Record list:
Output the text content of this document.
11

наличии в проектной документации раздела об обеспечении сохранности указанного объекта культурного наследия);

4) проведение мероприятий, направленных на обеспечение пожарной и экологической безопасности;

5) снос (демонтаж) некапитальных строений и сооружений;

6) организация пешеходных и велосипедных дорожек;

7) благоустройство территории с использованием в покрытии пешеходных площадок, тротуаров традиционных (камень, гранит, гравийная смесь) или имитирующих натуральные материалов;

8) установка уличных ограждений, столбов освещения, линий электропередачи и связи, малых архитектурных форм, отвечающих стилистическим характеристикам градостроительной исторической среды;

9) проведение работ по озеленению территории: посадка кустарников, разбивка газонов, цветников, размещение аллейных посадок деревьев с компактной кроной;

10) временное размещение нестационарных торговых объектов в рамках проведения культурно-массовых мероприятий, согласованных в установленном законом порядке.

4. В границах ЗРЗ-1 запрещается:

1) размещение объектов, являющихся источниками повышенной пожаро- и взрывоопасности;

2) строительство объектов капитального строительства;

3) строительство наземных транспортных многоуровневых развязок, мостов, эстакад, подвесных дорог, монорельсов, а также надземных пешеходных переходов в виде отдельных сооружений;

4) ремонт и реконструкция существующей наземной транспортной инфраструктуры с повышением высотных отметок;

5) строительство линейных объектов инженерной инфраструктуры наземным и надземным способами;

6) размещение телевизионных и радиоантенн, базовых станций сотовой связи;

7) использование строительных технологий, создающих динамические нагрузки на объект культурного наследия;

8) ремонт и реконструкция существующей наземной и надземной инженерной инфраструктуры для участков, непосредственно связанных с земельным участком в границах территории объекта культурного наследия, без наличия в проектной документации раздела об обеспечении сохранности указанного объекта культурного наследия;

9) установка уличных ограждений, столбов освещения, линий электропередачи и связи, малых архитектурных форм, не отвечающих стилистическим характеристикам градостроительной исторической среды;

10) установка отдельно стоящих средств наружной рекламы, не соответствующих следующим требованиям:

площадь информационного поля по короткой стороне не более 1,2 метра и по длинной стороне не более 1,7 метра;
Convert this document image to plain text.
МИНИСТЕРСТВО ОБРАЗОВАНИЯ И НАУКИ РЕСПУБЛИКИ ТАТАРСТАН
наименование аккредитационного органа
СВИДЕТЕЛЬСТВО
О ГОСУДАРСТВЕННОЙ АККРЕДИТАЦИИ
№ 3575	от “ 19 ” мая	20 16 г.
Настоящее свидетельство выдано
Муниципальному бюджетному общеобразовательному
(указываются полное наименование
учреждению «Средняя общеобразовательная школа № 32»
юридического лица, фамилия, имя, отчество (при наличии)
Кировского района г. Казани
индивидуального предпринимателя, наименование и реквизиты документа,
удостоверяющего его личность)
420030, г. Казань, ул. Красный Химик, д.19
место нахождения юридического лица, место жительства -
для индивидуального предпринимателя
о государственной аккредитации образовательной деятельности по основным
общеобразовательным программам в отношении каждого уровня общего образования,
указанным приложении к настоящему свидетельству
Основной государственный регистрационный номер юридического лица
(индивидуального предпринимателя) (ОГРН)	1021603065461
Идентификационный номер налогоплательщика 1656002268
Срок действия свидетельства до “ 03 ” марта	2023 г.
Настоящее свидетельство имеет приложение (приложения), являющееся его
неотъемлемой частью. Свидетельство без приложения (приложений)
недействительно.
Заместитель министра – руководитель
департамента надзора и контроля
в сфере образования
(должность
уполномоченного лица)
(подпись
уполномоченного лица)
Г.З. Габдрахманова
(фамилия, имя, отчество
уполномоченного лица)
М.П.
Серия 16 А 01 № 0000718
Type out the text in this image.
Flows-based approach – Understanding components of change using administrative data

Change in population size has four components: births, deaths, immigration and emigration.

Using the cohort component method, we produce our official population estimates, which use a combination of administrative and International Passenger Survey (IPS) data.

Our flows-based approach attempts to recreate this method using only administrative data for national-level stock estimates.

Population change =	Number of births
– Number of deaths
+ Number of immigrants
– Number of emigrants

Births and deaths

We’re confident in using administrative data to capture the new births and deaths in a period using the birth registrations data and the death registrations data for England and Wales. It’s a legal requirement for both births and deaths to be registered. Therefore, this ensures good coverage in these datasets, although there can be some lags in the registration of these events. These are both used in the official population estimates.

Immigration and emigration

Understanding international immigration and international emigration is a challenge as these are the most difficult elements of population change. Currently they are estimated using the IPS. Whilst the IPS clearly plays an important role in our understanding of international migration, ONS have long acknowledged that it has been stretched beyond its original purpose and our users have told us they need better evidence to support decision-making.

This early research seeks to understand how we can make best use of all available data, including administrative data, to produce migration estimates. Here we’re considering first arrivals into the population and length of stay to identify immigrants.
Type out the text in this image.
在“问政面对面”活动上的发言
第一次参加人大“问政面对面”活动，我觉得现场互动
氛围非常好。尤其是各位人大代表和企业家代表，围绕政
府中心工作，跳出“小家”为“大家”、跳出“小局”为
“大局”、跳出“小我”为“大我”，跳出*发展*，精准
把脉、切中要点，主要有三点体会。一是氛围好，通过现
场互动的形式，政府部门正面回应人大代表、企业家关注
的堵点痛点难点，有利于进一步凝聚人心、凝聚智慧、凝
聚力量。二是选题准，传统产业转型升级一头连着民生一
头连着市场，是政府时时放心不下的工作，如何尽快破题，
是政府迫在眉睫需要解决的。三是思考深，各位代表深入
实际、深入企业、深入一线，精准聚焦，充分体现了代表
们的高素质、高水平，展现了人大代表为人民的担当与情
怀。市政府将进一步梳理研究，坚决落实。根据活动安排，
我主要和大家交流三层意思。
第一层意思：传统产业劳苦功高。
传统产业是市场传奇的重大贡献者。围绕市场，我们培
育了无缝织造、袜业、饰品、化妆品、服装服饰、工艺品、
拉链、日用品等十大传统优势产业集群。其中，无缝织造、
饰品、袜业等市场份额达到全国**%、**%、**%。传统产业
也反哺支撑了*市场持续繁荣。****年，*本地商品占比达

What to produce: Reproduce the listing above word for word.

Finished task:
Output the text content of this document.
11

наличии в проектной документации раздела об обеспечении сохранности указанного объекта культурного наследия);

4) проведение мероприятий, направленных на обеспечение пожарной и экологической безопасности;

5) снос (демонтаж) некапитальных строений и сооружений;

6) организация пешеходных и велосипедных дорожек;

7) благоустройство территории с использованием в покрытии пешеходных площадок, тротуаров традиционных (камень, гранит, гравийная смесь) или имитирующих натуральные материалов;

8) установка уличных ограждений, столбов освещения, линий электропередачи и связи, малых архитектурных форм, отвечающих стилистическим характеристикам градостроительной исторической среды;

9) проведение работ по озеленению территории: посадка кустарников, разбивка газонов, цветников, размещение аллейных посадок деревьев с компактной кроной;

10) временное размещение нестационарных торговых объектов в рамках проведения культурно-массовых мероприятий, согласованных в установленном законом порядке.

4. В границах ЗРЗ-1 запрещается:

1) размещение объектов, являющихся источниками повышенной пожаро- и взрывоопасности;

2) строительство объектов капитального строительства;

3) строительство наземных транспортных многоуровневых развязок, мостов, эстакад, подвесных дорог, монорельсов, а также надземных пешеходных переходов в виде отдельных сооружений;

4) ремонт и реконструкция существующей наземной транспортной инфраструктуры с повышением высотных отметок;

5) строительство линейных объектов инженерной инфраструктуры наземным и надземным способами;

6) размещение телевизионных и радиоантенн, базовых станций сотовой связи;

7) использование строительных технологий, создающих динамические нагрузки на объект культурного наследия;

8) ремонт и реконструкция существующей наземной и надземной инженерной инфраструктуры для участков, непосредственно связанных с земельным участком в границах территории объекта культурного наследия, без наличия в проектной документации раздела об обеспечении сохранности указанного объекта культурного наследия;

9) установка уличных ограждений, столбов освещения, линий электропередачи и связи, малых архитектурных форм, не отвечающих стилистическим характеристикам градостроительной исторической среды;

10) установка отдельно стоящих средств наружной рекламы, не соответствующих следующим требованиям:

площадь информационного поля по короткой стороне не более 1,2 метра и по длинной стороне не более 1,7 метра;
Convert this document image to plain text.
МИНИСТЕРСТВО ОБРАЗОВАНИЯ И НАУКИ РЕСПУБЛИКИ ТАТАРСТАН
наименование аккредитационного органа
СВИДЕТЕЛЬСТВО
О ГОСУДАРСТВЕННОЙ АККРЕДИТАЦИИ
№ 3575	от “ 19 ” мая	20 16 г.
Настоящее свидетельство выдано
Муниципальному бюджетному общеобразовательному
(указываются полное наименование
учреждению «Средняя общеобразовательная школа № 32»
юридического лица, фамилия, имя, отчество (при наличии)
Кировского района г. Казани
индивидуального предпринимателя, наименование и реквизиты документа,
удостоверяющего его личность)
420030, г. Казань, ул. Красный Химик, д.19
место нахождения юридического лица, место жительства -
для индивидуального предпринимателя
о государственной аккредитации образовательной деятельности по основным
общеобразовательным программам в отношении каждого уровня общего образования,
указанным приложении к настоящему свидетельству
Основной государственный регистрационный номер юридического лица
(индивидуального предпринимателя) (ОГРН)	1021603065461
Идентификационный номер налогоплательщика 1656002268
Срок действия свидетельства до “ 03 ” марта	2023 г.
Настоящее свидетельство имеет приложение (приложения), являющееся его
неотъемлемой частью. Свидетельство без приложения (приложений)
недействительно.
Заместитель министра – руководитель
департамента надзора и контроля
в сфере образования
(должность
уполномоченного лица)
(подпись
уполномоченного лица)
Г.З. Габдрахманова
(фамилия, имя, отчество
уполномоченного лица)
М.П.
Серия 16 А 01 № 0000718
Type out the text in this image.
Flows-based approach – Understanding components of change using administrative data

Change in population size has four components: births, deaths, immigration and emigration.

Using the cohort component method, we produce our official population estimates, which use a combination of administrative and International Passenger Survey (IPS) data.

Our flows-based approach attempts to recreate this method using only administrative data for national-level stock estimates.

Population change =	Number of births
– Number of deaths
+ Number of immigrants
– Number of emigrants

Births and deaths

We’re confident in using administrative data to capture the new births and deaths in a period using the birth registrations data and the death registrations data for England and Wales. It’s a legal requirement for both births and deaths to be registered. Therefore, this ensures good coverage in these datasets, although there can be some lags in the registration of these events. These are both used in the official population estimates.

Immigration and emigration

Understanding international immigration and international emigration is a challenge as these are the most difficult elements of population change. Currently they are estimated using the IPS. Whilst the IPS clearly plays an important role in our understanding of international migration, ONS have long acknowledged that it has been stretched beyond its original purpose and our users have told us they need better evidence to support decision-making.

This early research seeks to understand how we can make best use of all available data, including administrative data, to produce migration estimates. Here we’re considering first arrivals into the population and length of stay to identify immigrants.
Type out the text in this image.
在“问政面对面”活动上的发言
第一次参加人大“问政面对面”活动，我觉得现场互动
氛围非常好。尤其是各位人大代表和企业家代表，围绕政
府中心工作，跳出“小家”为“大家”、跳出“小局”为
“大局”、跳出“小我”为“大我”，跳出*发展*，精准
把脉、切中要点，主要有三点体会。一是氛围好，通过现
场互动的形式，政府部门正面回应人大代表、企业家关注
的堵点痛点难点，有利于进一步凝聚人心、凝聚智慧、凝
聚力量。二是选题准，传统产业转型升级一头连着民生一
头连着市场，是政府时时放心不下的工作，如何尽快破题，
是政府迫在眉睫需要解决的。三是思考深，各位代表深入
实际、深入企业、深入一线，精准聚焦，充分体现了代表
们的高素质、高水平，展现了人大代表为人民的担当与情
怀。市政府将进一步梳理研究，坚决落实。根据活动安排，
我主要和大家交流三层意思。
第一层意思：传统产业劳苦功高。
传统产业是市场传奇的重大贡献者。围绕市场，我们培
育了无缝织造、袜业、饰品、化妆品、服装服饰、工艺品、
拉链、日用品等十大传统优势产业集群。其中，无缝织造、
饰品、袜业等市场份额达到全国**%、**%、**%。传统产业
也反哺支撑了*市场持续繁荣。****年，*本地商品占比达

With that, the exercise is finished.